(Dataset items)
━━━━━━━━━━

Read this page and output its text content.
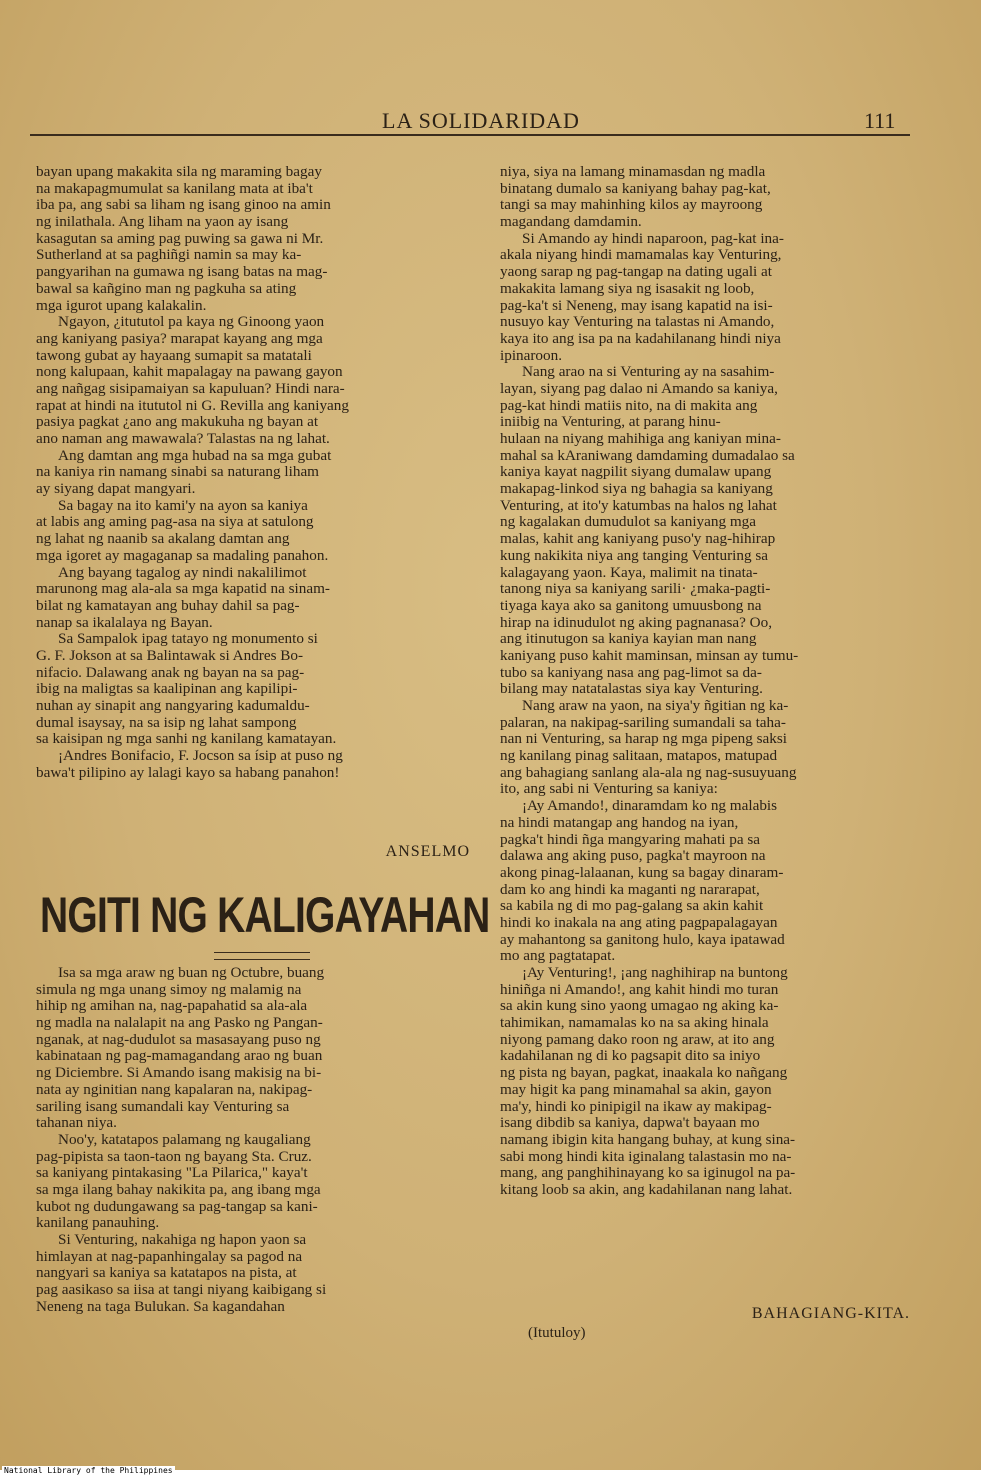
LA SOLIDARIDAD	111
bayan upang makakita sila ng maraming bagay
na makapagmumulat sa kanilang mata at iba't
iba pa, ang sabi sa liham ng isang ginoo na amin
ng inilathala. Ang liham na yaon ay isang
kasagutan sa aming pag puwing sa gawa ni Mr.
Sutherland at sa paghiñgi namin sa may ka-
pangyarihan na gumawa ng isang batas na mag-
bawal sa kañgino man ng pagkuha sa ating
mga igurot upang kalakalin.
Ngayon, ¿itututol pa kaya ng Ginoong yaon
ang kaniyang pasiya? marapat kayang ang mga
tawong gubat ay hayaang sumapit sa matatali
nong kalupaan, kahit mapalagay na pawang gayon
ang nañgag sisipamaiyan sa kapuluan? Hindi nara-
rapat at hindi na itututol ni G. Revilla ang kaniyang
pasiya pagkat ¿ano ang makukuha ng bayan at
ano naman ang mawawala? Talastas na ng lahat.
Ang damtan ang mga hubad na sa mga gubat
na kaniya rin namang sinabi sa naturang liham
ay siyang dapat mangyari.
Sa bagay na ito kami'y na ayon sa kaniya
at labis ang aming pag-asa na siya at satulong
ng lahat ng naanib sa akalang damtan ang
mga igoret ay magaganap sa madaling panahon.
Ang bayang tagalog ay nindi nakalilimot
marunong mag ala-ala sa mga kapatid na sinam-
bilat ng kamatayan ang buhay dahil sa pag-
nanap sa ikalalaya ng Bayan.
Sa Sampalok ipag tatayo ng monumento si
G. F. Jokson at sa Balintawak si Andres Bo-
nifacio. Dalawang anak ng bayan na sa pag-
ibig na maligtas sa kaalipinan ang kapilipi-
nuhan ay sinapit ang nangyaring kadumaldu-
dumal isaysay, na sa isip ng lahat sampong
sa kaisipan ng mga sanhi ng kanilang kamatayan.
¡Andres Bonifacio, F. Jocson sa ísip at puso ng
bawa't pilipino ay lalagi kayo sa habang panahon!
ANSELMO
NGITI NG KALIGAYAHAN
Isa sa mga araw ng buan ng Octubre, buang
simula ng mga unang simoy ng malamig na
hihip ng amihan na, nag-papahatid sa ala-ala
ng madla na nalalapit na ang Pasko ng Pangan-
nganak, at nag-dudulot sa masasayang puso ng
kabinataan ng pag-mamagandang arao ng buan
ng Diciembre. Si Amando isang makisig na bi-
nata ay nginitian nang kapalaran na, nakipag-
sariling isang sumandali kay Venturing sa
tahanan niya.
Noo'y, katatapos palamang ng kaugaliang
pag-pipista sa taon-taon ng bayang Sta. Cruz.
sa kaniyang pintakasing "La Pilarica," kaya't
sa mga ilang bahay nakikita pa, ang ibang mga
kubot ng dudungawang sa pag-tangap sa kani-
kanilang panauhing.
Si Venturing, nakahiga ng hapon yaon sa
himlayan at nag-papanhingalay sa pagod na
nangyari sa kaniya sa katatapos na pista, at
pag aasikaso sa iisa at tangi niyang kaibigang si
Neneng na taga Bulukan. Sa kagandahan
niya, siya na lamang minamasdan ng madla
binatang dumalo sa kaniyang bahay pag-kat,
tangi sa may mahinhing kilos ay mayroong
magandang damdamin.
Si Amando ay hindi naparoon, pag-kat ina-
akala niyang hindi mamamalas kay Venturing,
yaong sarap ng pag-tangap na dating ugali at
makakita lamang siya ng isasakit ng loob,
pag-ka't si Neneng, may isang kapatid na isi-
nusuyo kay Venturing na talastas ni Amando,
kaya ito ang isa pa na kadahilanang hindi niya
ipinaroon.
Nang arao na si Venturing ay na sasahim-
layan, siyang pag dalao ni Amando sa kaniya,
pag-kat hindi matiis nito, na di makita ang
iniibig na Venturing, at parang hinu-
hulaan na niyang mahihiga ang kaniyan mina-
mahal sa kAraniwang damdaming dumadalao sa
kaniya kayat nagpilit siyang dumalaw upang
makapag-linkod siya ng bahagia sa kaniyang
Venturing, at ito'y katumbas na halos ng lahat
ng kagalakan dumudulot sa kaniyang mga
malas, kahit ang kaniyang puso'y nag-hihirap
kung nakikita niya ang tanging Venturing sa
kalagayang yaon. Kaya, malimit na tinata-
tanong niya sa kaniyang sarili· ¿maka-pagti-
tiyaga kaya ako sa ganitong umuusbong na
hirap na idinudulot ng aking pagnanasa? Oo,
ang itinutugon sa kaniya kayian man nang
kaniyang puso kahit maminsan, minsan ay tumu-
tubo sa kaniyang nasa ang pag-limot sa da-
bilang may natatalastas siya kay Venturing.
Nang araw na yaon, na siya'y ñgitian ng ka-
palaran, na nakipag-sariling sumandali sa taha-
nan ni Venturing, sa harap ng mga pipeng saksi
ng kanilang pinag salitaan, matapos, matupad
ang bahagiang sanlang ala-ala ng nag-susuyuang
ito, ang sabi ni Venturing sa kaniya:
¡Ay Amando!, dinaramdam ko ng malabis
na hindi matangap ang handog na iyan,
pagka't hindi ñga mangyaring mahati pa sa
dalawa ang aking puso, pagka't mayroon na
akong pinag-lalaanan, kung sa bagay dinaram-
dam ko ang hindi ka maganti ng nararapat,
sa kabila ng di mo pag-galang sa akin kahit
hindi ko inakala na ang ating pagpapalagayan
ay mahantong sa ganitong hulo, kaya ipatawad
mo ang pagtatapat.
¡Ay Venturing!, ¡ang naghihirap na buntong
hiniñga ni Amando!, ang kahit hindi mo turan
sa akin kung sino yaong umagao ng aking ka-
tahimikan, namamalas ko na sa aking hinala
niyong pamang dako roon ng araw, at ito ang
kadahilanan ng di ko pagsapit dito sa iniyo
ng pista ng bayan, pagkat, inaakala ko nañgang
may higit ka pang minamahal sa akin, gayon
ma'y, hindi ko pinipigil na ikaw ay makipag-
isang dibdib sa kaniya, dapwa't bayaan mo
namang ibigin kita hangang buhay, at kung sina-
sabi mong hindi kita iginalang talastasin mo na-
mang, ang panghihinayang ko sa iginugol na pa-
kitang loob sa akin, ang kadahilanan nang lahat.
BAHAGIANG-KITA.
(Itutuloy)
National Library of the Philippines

━━━━━━━━━━

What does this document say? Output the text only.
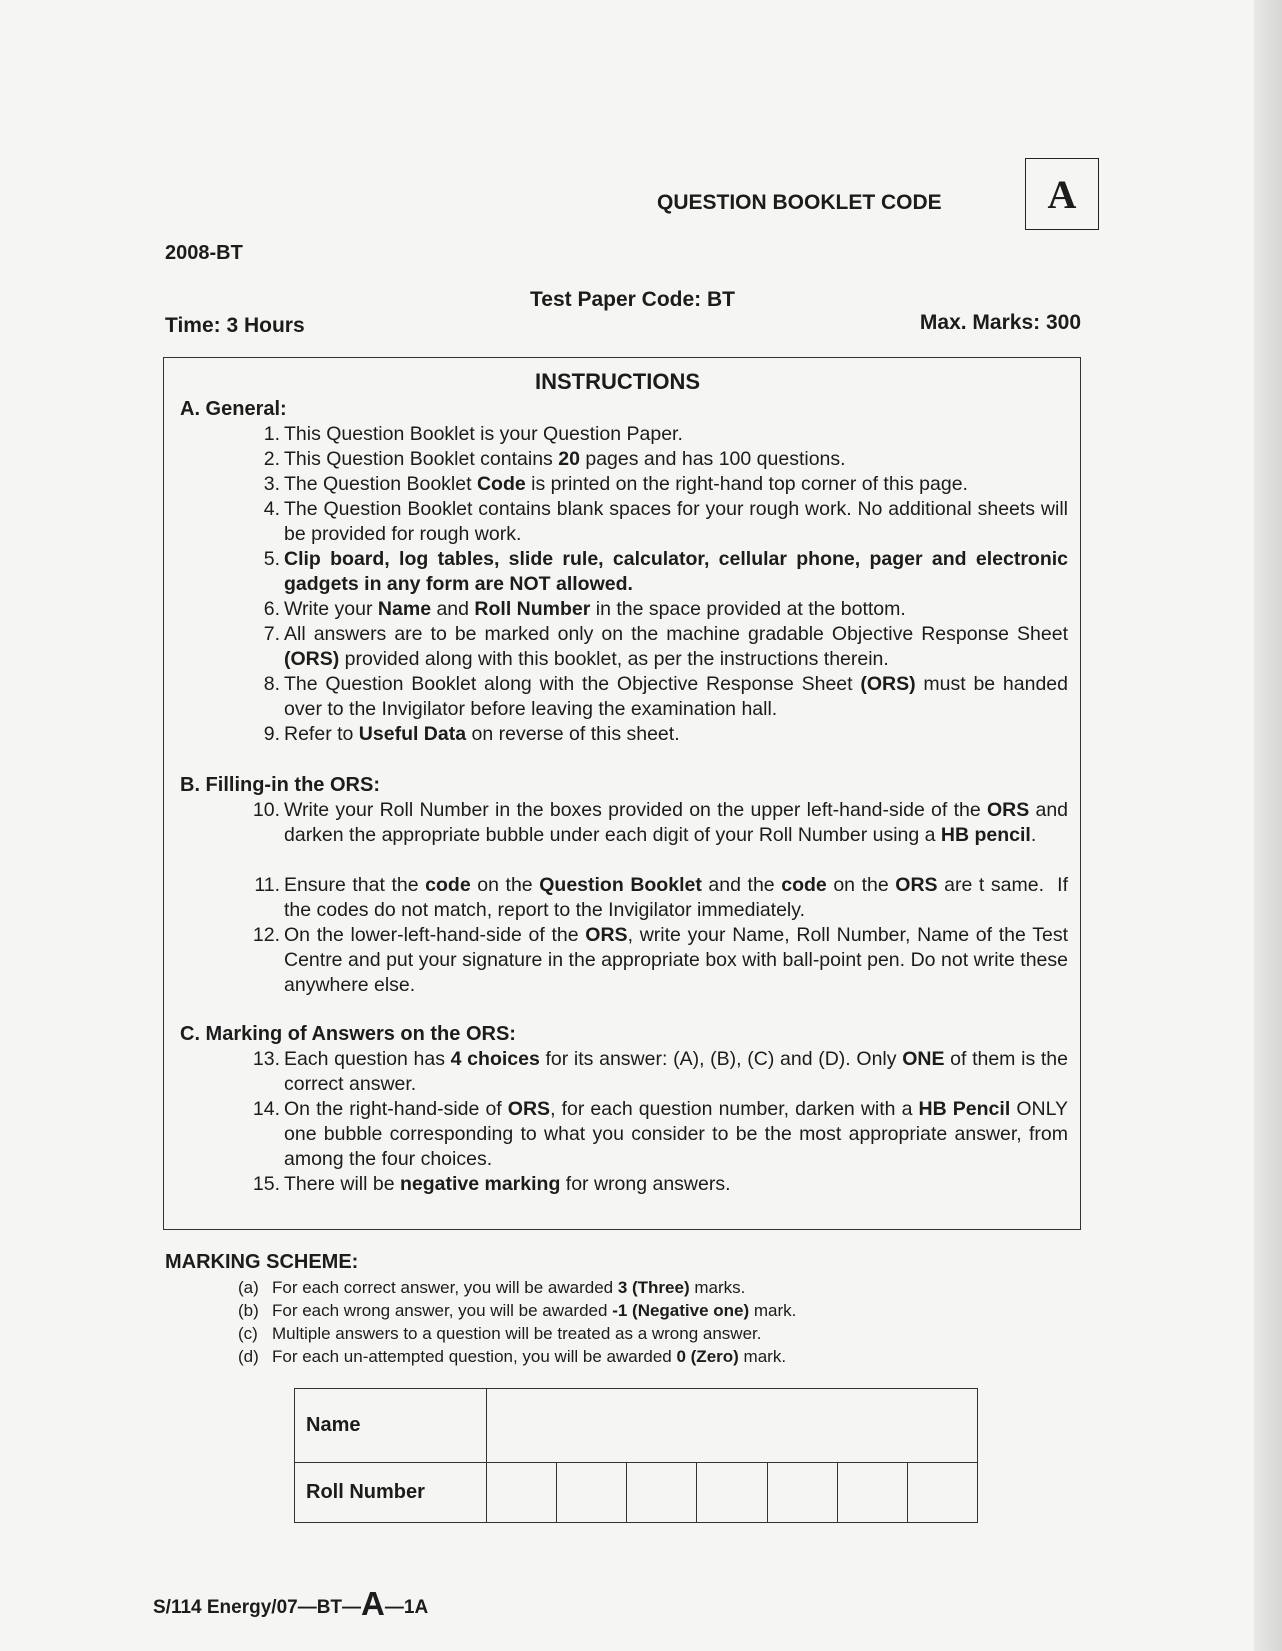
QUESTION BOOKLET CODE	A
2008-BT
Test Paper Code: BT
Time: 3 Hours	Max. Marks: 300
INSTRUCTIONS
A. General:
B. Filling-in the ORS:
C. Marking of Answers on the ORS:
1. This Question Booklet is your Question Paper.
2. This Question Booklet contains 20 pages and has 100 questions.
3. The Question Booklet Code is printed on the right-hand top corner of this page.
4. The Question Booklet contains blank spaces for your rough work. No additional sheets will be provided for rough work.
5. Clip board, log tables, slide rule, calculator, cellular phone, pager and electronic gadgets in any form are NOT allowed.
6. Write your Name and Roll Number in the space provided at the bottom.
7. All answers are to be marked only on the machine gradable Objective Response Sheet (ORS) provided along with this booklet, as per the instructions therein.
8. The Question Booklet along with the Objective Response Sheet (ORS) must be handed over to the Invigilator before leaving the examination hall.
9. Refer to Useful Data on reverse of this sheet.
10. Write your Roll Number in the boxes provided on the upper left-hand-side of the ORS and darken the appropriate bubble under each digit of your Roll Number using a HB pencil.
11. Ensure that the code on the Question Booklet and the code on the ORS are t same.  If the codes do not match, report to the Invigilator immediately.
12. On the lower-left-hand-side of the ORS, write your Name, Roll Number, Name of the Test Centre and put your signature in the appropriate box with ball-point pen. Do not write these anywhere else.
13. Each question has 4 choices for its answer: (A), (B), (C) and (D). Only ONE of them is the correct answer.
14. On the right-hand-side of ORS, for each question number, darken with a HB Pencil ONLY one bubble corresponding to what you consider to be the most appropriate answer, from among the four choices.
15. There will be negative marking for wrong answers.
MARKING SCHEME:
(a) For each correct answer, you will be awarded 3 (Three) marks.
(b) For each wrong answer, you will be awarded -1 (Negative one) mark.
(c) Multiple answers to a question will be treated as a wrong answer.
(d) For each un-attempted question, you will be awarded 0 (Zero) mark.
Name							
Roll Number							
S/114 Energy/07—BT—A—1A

━━━━━━━━━━

**Objective:**
From the listing above, report the number of lines containing the string "Venturing", without any accompanying remarks.

**Task output:**
12